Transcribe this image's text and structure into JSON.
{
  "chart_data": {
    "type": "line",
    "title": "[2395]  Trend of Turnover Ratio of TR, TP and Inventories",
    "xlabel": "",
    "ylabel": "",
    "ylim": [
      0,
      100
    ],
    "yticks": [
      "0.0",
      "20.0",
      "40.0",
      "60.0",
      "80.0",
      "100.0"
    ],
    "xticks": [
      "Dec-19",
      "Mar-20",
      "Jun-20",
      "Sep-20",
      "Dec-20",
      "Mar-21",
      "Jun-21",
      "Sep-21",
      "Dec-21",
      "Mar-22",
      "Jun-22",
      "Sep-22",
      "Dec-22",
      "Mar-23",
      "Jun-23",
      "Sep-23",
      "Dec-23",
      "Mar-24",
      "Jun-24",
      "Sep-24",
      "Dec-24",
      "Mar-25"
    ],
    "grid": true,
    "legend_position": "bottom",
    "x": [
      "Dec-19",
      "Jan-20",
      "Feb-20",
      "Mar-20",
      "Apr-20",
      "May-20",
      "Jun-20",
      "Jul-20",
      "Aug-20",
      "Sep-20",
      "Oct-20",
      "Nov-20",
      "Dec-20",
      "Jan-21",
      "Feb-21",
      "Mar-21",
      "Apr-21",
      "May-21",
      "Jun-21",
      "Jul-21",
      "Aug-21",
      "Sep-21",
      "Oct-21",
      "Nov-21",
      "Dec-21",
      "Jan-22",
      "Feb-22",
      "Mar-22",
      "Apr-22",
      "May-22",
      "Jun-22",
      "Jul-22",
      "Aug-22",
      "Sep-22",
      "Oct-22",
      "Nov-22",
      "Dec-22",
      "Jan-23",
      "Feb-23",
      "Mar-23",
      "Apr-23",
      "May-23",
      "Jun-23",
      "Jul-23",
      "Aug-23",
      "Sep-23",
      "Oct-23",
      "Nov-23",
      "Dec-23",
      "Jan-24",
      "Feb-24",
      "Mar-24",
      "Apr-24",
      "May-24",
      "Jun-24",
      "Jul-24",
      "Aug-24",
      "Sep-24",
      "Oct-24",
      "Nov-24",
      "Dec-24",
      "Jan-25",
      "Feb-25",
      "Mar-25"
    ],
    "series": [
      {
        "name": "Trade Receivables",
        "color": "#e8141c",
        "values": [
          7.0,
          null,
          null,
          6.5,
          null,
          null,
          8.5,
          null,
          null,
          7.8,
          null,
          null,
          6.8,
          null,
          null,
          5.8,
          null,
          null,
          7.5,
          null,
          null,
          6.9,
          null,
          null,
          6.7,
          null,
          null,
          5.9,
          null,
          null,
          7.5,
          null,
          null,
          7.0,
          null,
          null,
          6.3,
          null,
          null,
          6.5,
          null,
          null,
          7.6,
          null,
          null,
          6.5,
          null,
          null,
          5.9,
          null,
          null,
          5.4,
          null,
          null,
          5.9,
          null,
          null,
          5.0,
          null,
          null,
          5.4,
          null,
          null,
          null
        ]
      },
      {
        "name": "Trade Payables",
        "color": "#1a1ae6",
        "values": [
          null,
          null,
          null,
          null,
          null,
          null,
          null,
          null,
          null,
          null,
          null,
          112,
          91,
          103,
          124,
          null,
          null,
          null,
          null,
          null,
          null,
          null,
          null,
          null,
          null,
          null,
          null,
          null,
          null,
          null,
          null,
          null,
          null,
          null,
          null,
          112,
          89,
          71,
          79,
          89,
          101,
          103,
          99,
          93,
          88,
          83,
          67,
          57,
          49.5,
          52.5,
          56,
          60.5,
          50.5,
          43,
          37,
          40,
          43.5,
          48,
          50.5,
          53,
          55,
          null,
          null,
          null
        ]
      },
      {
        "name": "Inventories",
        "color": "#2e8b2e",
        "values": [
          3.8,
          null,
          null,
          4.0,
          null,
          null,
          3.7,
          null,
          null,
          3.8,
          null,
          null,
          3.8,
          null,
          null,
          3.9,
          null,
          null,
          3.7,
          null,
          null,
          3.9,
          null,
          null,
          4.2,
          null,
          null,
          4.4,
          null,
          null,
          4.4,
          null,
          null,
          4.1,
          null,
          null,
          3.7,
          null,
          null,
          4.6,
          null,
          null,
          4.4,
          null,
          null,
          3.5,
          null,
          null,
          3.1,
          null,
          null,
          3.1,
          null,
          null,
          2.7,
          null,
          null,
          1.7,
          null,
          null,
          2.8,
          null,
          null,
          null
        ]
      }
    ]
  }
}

■ Work to do ■
Look through the data and show every line containing "Inventories".

■ Solution ■
    "title": "[2395]  Trend of Turnover Ratio of TR, TP and Inventories",
        "name": "Inventories",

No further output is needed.